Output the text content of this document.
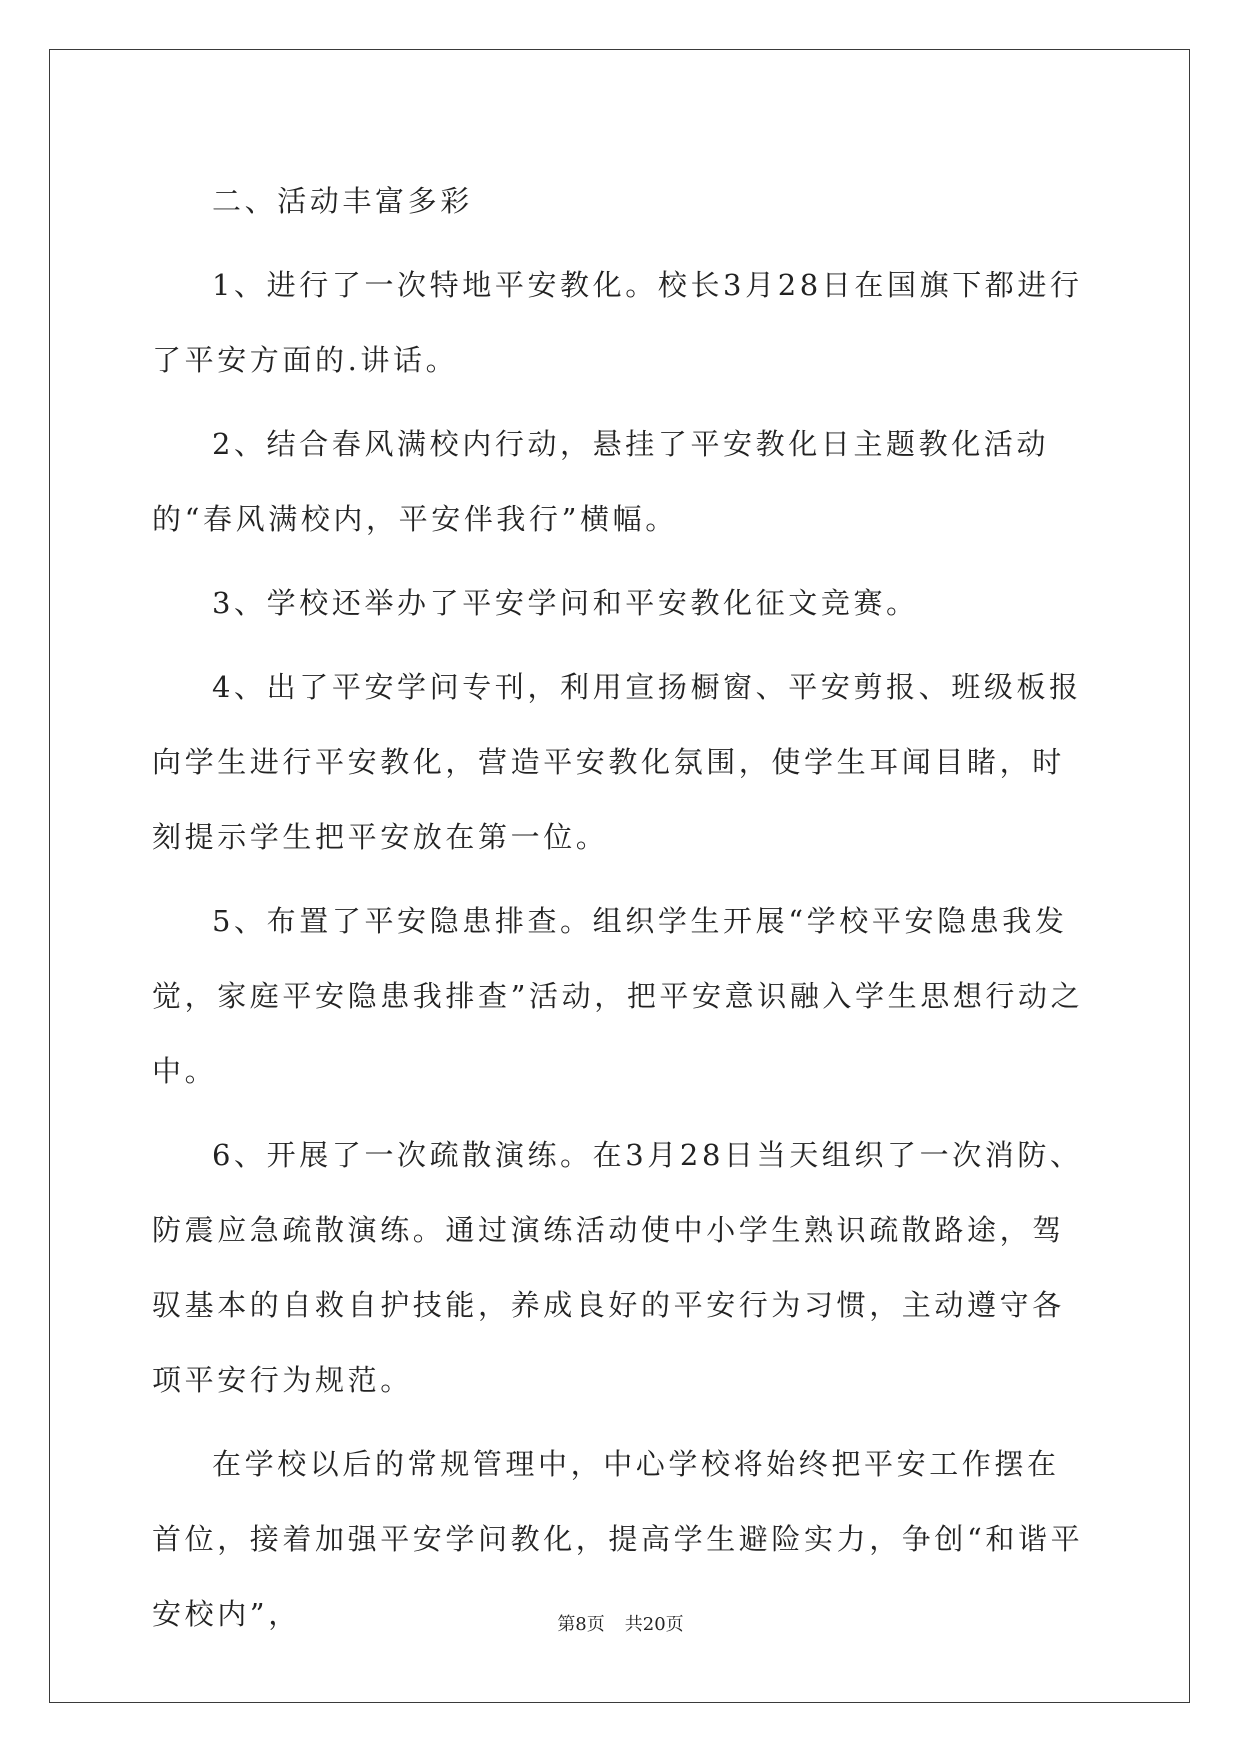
二、活动丰富多彩

1、进行了一次特地平安教化。校长3月28日在国旗下都进行了平安方面的.讲话。

2、结合春风满校内行动，悬挂了平安教化日主题教化活动的“春风满校内，平安伴我行”横幅。

3、学校还举办了平安学问和平安教化征文竞赛。

4、出了平安学问专刊，利用宣扬橱窗、平安剪报、班级板报向学生进行平安教化，营造平安教化氛围，使学生耳闻目睹，时刻提示学生把平安放在第一位。

5、布置了平安隐患排查。组织学生开展“学校平安隐患我发觉，家庭平安隐患我排查”活动，把平安意识融入学生思想行动之中。

6、开展了一次疏散演练。在3月28日当天组织了一次消防、防震应急疏散演练。通过演练活动使中小学生熟识疏散路途，驾驭基本的自救自护技能，养成良好的平安行为习惯，主动遵守各项平安行为规范。

在学校以后的常规管理中，中心学校将始终把平安工作摆在首位，接着加强平安学问教化，提高学生避险实力，争创“和谐平安校内”，	第8页 共20页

____________________

**Exercise objective**
Output all the records, word for word, with no pictures in the copy.

**Written solution**
Output the text content of this document.
二、活动丰富多彩

1、进行了一次特地平安教化。校长3月28日在国旗下都进行了平安方面的.讲话。

2、结合春风满校内行动，悬挂了平安教化日主题教化活动的“春风满校内，平安伴我行”横幅。

3、学校还举办了平安学问和平安教化征文竞赛。

4、出了平安学问专刊，利用宣扬橱窗、平安剪报、班级板报向学生进行平安教化，营造平安教化氛围，使学生耳闻目睹，时刻提示学生把平安放在第一位。

5、布置了平安隐患排查。组织学生开展“学校平安隐患我发觉，家庭平安隐患我排查”活动，把平安意识融入学生思想行动之中。

6、开展了一次疏散演练。在3月28日当天组织了一次消防、防震应急疏散演练。通过演练活动使中小学生熟识疏散路途，驾驭基本的自救自护技能，养成良好的平安行为习惯，主动遵守各项平安行为规范。

在学校以后的常规管理中，中心学校将始终把平安工作摆在首位，接着加强平安学问教化，提高学生避险实力，争创“和谐平安校内”，	第8页 共20页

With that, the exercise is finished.